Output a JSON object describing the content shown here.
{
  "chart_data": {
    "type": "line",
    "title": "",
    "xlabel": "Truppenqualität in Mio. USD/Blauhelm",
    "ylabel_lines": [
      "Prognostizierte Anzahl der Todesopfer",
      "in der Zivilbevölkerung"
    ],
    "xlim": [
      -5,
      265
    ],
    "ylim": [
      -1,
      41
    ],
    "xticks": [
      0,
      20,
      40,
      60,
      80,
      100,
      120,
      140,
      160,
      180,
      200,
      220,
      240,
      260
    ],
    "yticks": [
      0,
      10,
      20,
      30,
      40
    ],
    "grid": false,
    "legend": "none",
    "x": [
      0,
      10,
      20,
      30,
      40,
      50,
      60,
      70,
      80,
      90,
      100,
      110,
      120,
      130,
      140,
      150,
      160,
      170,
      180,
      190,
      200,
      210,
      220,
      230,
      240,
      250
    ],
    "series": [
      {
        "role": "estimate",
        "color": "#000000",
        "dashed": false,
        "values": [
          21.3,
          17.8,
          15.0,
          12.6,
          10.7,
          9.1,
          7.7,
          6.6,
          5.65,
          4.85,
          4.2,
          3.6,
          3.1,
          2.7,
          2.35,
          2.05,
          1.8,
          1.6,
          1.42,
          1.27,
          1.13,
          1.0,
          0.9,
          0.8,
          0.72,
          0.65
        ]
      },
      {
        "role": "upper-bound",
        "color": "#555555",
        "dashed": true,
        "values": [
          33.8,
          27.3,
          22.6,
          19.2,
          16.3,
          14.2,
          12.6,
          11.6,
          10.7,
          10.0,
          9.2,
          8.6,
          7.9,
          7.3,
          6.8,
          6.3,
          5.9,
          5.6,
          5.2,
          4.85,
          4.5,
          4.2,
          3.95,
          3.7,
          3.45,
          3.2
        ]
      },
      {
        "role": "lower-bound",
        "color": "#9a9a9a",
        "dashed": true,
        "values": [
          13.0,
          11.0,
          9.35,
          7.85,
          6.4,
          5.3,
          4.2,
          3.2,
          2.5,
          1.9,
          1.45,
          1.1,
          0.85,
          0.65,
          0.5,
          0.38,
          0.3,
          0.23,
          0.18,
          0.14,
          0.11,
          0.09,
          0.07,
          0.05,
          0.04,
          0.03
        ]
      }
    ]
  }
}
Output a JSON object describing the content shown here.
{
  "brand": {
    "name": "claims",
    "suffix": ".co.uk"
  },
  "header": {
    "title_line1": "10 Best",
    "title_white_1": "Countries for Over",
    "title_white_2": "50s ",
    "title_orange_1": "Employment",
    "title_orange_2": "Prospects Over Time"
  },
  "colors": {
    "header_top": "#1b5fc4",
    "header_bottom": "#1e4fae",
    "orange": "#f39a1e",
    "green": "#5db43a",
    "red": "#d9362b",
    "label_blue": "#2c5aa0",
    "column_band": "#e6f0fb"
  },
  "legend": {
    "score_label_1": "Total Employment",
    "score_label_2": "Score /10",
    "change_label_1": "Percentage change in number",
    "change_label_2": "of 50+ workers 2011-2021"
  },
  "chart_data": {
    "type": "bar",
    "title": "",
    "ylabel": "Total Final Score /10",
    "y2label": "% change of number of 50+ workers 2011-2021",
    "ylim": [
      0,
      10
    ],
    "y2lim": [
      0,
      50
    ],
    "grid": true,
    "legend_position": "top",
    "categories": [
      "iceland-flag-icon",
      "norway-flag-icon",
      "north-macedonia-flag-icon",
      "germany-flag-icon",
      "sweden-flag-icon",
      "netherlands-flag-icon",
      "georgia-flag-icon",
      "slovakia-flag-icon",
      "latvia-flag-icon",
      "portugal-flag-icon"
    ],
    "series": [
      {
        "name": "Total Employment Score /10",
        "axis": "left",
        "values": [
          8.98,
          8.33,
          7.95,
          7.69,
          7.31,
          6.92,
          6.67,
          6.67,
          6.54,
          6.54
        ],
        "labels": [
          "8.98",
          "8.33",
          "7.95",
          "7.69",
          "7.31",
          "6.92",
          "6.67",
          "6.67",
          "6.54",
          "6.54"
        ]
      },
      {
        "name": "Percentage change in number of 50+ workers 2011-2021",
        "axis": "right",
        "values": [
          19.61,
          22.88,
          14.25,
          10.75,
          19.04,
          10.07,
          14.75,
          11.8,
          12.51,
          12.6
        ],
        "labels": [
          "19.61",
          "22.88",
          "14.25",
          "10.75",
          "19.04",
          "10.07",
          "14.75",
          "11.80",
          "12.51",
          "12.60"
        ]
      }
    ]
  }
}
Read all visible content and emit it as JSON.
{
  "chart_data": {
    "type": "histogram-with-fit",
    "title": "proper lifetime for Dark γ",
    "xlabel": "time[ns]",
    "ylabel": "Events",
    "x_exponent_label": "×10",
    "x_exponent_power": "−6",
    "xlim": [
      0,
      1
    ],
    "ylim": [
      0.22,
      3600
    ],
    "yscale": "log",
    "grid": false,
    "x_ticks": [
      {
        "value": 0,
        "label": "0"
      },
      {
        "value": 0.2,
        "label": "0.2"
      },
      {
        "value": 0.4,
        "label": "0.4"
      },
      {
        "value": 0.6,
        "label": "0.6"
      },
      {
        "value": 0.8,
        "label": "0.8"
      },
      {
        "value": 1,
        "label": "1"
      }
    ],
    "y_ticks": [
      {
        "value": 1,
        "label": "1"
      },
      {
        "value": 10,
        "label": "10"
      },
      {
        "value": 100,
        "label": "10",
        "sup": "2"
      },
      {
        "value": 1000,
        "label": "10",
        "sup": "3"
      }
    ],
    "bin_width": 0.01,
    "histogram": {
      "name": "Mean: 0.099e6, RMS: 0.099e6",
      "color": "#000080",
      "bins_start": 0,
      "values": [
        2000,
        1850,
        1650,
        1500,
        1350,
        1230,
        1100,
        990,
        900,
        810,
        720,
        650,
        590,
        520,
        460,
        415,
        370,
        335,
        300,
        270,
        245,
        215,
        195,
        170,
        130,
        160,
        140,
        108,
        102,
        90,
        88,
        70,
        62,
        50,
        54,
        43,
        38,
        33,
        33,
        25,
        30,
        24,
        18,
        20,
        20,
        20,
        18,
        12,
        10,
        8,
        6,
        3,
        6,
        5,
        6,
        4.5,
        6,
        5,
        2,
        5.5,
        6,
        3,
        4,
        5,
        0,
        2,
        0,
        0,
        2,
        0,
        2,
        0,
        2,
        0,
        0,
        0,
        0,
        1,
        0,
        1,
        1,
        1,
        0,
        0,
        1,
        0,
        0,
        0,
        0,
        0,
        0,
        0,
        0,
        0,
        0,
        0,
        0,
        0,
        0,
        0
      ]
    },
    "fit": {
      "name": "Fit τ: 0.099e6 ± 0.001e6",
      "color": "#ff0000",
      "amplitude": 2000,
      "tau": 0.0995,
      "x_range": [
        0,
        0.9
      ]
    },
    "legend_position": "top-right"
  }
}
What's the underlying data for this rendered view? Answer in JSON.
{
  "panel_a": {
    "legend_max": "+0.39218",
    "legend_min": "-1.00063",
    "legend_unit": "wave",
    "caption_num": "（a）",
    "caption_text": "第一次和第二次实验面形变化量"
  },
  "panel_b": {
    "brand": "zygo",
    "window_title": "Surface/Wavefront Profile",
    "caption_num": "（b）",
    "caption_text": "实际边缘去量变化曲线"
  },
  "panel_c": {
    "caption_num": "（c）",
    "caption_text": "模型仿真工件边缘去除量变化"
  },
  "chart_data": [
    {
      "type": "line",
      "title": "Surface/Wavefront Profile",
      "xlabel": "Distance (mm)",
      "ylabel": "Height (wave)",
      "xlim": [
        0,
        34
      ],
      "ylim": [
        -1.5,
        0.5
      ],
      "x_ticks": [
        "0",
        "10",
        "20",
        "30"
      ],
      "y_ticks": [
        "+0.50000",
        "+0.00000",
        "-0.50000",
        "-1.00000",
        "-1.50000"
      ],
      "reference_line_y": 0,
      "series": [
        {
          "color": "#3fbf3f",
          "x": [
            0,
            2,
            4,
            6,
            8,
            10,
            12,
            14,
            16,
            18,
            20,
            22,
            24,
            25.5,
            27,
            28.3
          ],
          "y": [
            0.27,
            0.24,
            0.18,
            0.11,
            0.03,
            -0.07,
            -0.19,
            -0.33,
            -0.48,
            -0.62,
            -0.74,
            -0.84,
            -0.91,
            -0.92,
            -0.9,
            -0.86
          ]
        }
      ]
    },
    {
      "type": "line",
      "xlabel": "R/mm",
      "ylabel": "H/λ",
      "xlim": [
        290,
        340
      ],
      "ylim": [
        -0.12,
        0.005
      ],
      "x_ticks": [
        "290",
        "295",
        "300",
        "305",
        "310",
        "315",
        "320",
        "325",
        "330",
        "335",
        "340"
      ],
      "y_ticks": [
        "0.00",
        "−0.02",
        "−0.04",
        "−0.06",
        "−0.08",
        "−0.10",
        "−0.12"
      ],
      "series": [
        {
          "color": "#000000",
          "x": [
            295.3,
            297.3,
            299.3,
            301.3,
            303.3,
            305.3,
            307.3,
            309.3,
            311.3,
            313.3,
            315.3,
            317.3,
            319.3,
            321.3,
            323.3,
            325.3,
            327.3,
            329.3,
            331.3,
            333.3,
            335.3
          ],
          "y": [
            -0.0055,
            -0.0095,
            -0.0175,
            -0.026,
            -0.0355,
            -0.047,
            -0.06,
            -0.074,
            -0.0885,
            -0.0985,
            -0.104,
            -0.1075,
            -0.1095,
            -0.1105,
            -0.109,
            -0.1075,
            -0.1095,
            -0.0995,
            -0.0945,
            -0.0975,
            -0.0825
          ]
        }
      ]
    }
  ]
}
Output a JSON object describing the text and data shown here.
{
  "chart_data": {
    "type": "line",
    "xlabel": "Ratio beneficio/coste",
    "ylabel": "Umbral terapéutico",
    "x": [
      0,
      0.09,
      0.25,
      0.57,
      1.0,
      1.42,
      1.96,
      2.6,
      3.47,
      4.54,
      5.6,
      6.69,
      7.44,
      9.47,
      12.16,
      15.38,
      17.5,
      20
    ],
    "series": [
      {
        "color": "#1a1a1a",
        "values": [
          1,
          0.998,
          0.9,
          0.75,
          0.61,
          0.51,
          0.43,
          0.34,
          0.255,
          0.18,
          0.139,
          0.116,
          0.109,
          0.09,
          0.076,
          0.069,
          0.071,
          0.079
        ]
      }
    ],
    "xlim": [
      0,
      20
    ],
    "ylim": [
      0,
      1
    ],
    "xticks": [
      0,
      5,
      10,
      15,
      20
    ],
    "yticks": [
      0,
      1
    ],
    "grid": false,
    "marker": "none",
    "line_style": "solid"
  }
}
---
■ GOAL:
Gather every line from the listing above in which the word "icon" appears.

■ WORKED ANSWER:
      "iceland-flag-icon",
      "norway-flag-icon",
      "north-macedonia-flag-icon",
      "germany-flag-icon",
      "sweden-flag-icon",
      "netherlands-flag-icon",
      "georgia-flag-icon",
      "slovakia-flag-icon",
      "latvia-flag-icon",
      "portugal-flag-icon"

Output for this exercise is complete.